▼▼▼

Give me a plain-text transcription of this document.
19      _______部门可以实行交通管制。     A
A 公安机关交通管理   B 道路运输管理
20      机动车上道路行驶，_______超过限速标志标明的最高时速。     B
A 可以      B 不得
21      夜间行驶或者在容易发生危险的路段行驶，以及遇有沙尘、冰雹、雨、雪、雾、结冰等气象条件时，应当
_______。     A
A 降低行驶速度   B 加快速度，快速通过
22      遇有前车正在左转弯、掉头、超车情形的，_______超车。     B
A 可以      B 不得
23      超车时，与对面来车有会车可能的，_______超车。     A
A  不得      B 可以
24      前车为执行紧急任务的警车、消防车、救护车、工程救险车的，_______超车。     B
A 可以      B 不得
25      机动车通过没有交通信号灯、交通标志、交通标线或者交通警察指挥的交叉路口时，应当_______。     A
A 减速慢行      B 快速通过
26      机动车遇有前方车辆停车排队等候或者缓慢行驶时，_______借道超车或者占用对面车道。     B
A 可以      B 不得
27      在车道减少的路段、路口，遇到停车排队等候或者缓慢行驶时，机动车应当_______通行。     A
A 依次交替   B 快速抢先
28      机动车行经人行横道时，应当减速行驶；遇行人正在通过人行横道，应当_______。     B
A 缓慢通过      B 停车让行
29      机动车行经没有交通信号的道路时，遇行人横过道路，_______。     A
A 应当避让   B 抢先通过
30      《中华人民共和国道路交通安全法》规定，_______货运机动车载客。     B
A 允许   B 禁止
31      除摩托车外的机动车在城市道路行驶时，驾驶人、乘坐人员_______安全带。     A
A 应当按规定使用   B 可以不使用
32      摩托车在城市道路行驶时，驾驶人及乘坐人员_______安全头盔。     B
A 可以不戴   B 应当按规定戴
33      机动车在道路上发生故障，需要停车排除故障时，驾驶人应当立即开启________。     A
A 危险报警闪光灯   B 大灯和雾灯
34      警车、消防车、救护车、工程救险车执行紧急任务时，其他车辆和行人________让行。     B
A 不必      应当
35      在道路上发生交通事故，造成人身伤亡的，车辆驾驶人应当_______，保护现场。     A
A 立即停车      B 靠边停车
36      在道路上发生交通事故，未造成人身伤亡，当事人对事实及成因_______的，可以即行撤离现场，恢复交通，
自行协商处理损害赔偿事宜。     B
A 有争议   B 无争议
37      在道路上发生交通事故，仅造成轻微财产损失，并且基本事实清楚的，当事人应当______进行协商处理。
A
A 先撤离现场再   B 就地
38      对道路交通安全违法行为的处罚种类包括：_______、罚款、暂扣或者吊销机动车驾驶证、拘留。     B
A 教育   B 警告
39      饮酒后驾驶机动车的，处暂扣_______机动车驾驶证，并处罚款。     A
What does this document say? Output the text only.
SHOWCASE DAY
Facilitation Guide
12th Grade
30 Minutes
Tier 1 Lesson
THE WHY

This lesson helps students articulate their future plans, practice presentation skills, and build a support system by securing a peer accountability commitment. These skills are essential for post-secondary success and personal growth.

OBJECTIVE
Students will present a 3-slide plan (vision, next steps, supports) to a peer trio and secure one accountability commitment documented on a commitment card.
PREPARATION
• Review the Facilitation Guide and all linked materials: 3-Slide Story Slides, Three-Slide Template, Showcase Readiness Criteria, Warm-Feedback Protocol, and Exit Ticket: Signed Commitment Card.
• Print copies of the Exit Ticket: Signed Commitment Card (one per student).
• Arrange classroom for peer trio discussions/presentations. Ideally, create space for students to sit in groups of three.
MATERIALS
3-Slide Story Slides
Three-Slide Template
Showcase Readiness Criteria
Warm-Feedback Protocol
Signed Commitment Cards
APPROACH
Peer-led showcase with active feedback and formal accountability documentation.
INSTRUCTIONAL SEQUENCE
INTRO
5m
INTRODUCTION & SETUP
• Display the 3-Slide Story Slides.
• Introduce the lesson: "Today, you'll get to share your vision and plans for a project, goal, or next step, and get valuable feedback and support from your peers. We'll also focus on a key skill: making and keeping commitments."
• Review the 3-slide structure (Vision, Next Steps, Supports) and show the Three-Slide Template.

▲▲▲

Make an exact copy of the records.

Give me a plain-text transcription of this document.
19      _______部门可以实行交通管制。     A
A 公安机关交通管理   B 道路运输管理
20      机动车上道路行驶，_______超过限速标志标明的最高时速。     B
A 可以      B 不得
21      夜间行驶或者在容易发生危险的路段行驶，以及遇有沙尘、冰雹、雨、雪、雾、结冰等气象条件时，应当
_______。     A
A 降低行驶速度   B 加快速度，快速通过
22      遇有前车正在左转弯、掉头、超车情形的，_______超车。     B
A 可以      B 不得
23      超车时，与对面来车有会车可能的，_______超车。     A
A  不得      B 可以
24      前车为执行紧急任务的警车、消防车、救护车、工程救险车的，_______超车。     B
A 可以      B 不得
25      机动车通过没有交通信号灯、交通标志、交通标线或者交通警察指挥的交叉路口时，应当_______。     A
A 减速慢行      B 快速通过
26      机动车遇有前方车辆停车排队等候或者缓慢行驶时，_______借道超车或者占用对面车道。     B
A 可以      B 不得
27      在车道减少的路段、路口，遇到停车排队等候或者缓慢行驶时，机动车应当_______通行。     A
A 依次交替   B 快速抢先
28      机动车行经人行横道时，应当减速行驶；遇行人正在通过人行横道，应当_______。     B
A 缓慢通过      B 停车让行
29      机动车行经没有交通信号的道路时，遇行人横过道路，_______。     A
A 应当避让   B 抢先通过
30      《中华人民共和国道路交通安全法》规定，_______货运机动车载客。     B
A 允许   B 禁止
31      除摩托车外的机动车在城市道路行驶时，驾驶人、乘坐人员_______安全带。     A
A 应当按规定使用   B 可以不使用
32      摩托车在城市道路行驶时，驾驶人及乘坐人员_______安全头盔。     B
A 可以不戴   B 应当按规定戴
33      机动车在道路上发生故障，需要停车排除故障时，驾驶人应当立即开启________。     A
A 危险报警闪光灯   B 大灯和雾灯
34      警车、消防车、救护车、工程救险车执行紧急任务时，其他车辆和行人________让行。     B
A 不必      应当
35      在道路上发生交通事故，造成人身伤亡的，车辆驾驶人应当_______，保护现场。     A
A 立即停车      B 靠边停车
36      在道路上发生交通事故，未造成人身伤亡，当事人对事实及成因_______的，可以即行撤离现场，恢复交通，
自行协商处理损害赔偿事宜。     B
A 有争议   B 无争议
37      在道路上发生交通事故，仅造成轻微财产损失，并且基本事实清楚的，当事人应当______进行协商处理。
A
A 先撤离现场再   B 就地
38      对道路交通安全违法行为的处罚种类包括：_______、罚款、暂扣或者吊销机动车驾驶证、拘留。     B
A 教育   B 警告
39      饮酒后驾驶机动车的，处暂扣_______机动车驾驶证，并处罚款。     A
What does this document say? Output the text only.
SHOWCASE DAY
Facilitation Guide
12th Grade
30 Minutes
Tier 1 Lesson
THE WHY

This lesson helps students articulate their future plans, practice presentation skills, and build a support system by securing a peer accountability commitment. These skills are essential for post-secondary success and personal growth.

OBJECTIVE
Students will present a 3-slide plan (vision, next steps, supports) to a peer trio and secure one accountability commitment documented on a commitment card.
PREPARATION
• Review the Facilitation Guide and all linked materials: 3-Slide Story Slides, Three-Slide Template, Showcase Readiness Criteria, Warm-Feedback Protocol, and Exit Ticket: Signed Commitment Card.
• Print copies of the Exit Ticket: Signed Commitment Card (one per student).
• Arrange classroom for peer trio discussions/presentations. Ideally, create space for students to sit in groups of three.
MATERIALS
3-Slide Story Slides
Three-Slide Template
Showcase Readiness Criteria
Warm-Feedback Protocol
Signed Commitment Cards
APPROACH
Peer-led showcase with active feedback and formal accountability documentation.
INSTRUCTIONAL SEQUENCE
INTRO
5m
INTRODUCTION & SETUP
• Display the 3-Slide Story Slides.
• Introduce the lesson: "Today, you'll get to share your vision and plans for a project, goal, or next step, and get valuable feedback and support from your peers. We'll also focus on a key skill: making and keeping commitments."
• Review the 3-slide structure (Vision, Next Steps, Supports) and show the Three-Slide Template.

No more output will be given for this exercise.